**Instructions to follow**
Output the material below in full, exactly as it is.

**Input data**
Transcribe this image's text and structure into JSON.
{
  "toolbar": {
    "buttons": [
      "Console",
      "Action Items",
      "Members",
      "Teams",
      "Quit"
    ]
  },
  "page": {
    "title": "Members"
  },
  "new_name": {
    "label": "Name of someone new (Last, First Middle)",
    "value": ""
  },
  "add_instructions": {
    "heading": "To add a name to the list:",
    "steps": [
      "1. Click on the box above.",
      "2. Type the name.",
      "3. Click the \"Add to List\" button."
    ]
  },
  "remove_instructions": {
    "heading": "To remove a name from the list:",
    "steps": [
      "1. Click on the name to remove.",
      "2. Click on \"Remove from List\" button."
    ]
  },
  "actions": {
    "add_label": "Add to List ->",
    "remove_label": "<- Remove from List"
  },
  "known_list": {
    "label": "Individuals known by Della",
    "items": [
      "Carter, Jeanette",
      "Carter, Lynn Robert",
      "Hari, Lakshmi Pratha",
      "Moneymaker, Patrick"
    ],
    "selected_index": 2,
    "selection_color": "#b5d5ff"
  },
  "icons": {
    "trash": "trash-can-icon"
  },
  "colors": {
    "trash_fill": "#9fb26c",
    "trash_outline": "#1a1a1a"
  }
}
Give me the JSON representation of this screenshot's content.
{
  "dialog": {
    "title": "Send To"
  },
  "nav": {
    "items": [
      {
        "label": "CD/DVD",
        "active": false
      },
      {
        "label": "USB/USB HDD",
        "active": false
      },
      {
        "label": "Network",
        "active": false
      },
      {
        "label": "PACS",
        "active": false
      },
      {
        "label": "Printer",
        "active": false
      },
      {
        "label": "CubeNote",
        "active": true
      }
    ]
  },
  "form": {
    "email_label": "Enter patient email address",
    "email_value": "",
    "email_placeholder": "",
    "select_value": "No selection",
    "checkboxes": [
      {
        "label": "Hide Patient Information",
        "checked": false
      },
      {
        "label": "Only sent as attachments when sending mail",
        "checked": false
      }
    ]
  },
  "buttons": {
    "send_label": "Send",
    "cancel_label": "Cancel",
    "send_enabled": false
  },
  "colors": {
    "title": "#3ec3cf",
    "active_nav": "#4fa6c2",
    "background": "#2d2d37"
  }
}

**Reply to the task**
Transcribe this image's text and structure into JSON.
{
  "toolbar": {
    "buttons": [
      "Console",
      "Action Items",
      "Members",
      "Teams",
      "Quit"
    ]
  },
  "page": {
    "title": "Members"
  },
  "new_name": {
    "label": "Name of someone new (Last, First Middle)",
    "value": ""
  },
  "add_instructions": {
    "heading": "To add a name to the list:",
    "steps": [
      "1. Click on the box above.",
      "2. Type the name.",
      "3. Click the \"Add to List\" button."
    ]
  },
  "remove_instructions": {
    "heading": "To remove a name from the list:",
    "steps": [
      "1. Click on the name to remove.",
      "2. Click on \"Remove from List\" button."
    ]
  },
  "actions": {
    "add_label": "Add to List ->",
    "remove_label": "<- Remove from List"
  },
  "known_list": {
    "label": "Individuals known by Della",
    "items": [
      "Carter, Jeanette",
      "Carter, Lynn Robert",
      "Hari, Lakshmi Pratha",
      "Moneymaker, Patrick"
    ],
    "selected_index": 2,
    "selection_color": "#b5d5ff"
  },
  "icons": {
    "trash": "trash-can-icon"
  },
  "colors": {
    "trash_fill": "#9fb26c",
    "trash_outline": "#1a1a1a"
  }
}
Give me the JSON representation of this screenshot's content.
{
  "dialog": {
    "title": "Send To"
  },
  "nav": {
    "items": [
      {
        "label": "CD/DVD",
        "active": false
      },
      {
        "label": "USB/USB HDD",
        "active": false
      },
      {
        "label": "Network",
        "active": false
      },
      {
        "label": "PACS",
        "active": false
      },
      {
        "label": "Printer",
        "active": false
      },
      {
        "label": "CubeNote",
        "active": true
      }
    ]
  },
  "form": {
    "email_label": "Enter patient email address",
    "email_value": "",
    "email_placeholder": "",
    "select_value": "No selection",
    "checkboxes": [
      {
        "label": "Hide Patient Information",
        "checked": false
      },
      {
        "label": "Only sent as attachments when sending mail",
        "checked": false
      }
    ]
  },
  "buttons": {
    "send_label": "Send",
    "cancel_label": "Cancel",
    "send_enabled": false
  },
  "colors": {
    "title": "#3ec3cf",
    "active_nav": "#4fa6c2",
    "background": "#2d2d37"
  }
}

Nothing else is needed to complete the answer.